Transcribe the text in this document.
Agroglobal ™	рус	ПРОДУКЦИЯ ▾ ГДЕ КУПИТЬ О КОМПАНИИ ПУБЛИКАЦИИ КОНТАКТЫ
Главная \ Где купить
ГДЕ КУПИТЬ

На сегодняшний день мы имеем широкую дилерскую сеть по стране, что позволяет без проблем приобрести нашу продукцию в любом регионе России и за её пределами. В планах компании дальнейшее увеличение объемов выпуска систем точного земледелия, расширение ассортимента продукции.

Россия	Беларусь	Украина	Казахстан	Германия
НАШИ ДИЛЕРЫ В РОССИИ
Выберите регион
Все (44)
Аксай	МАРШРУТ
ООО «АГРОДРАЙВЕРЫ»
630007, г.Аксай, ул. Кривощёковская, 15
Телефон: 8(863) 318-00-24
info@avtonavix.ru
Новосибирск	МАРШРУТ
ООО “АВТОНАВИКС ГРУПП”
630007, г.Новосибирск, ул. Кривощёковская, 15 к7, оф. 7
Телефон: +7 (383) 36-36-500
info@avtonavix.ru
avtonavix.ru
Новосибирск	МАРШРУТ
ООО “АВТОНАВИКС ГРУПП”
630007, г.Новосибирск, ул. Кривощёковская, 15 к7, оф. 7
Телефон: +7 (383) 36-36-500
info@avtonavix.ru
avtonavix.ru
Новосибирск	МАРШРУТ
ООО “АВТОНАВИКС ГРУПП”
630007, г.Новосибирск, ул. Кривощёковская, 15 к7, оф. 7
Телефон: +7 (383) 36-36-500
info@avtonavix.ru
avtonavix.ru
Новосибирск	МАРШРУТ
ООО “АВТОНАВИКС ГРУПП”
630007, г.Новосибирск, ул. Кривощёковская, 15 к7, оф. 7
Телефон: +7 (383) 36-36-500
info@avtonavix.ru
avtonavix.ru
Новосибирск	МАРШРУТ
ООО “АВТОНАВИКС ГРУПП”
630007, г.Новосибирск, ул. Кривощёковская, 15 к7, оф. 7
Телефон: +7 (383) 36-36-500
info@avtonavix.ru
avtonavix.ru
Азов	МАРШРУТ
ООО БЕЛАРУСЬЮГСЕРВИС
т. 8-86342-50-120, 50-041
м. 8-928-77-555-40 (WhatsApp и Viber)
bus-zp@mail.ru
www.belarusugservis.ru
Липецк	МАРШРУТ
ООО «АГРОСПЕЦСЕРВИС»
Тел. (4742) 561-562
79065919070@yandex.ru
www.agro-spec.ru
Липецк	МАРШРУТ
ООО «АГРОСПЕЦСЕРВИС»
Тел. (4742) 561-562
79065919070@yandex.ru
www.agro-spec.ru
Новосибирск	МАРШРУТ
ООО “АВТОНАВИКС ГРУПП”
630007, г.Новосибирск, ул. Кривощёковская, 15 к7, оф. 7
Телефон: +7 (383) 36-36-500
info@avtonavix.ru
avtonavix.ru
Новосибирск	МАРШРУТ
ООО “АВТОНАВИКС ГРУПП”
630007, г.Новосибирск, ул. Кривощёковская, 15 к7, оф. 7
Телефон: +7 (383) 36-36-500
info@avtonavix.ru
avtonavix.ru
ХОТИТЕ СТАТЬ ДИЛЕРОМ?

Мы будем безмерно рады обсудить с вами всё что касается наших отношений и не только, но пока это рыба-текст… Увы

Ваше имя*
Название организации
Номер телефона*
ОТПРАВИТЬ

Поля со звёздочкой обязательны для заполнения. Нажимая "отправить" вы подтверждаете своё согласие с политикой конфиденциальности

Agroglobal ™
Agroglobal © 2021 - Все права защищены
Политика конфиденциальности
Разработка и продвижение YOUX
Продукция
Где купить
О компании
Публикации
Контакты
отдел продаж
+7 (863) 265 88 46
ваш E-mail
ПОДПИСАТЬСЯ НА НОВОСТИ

**Stated task**
Using the material above, count the lines containing the word "Agroglobal". Reply with the number alone.

**Answer to the exercise**
3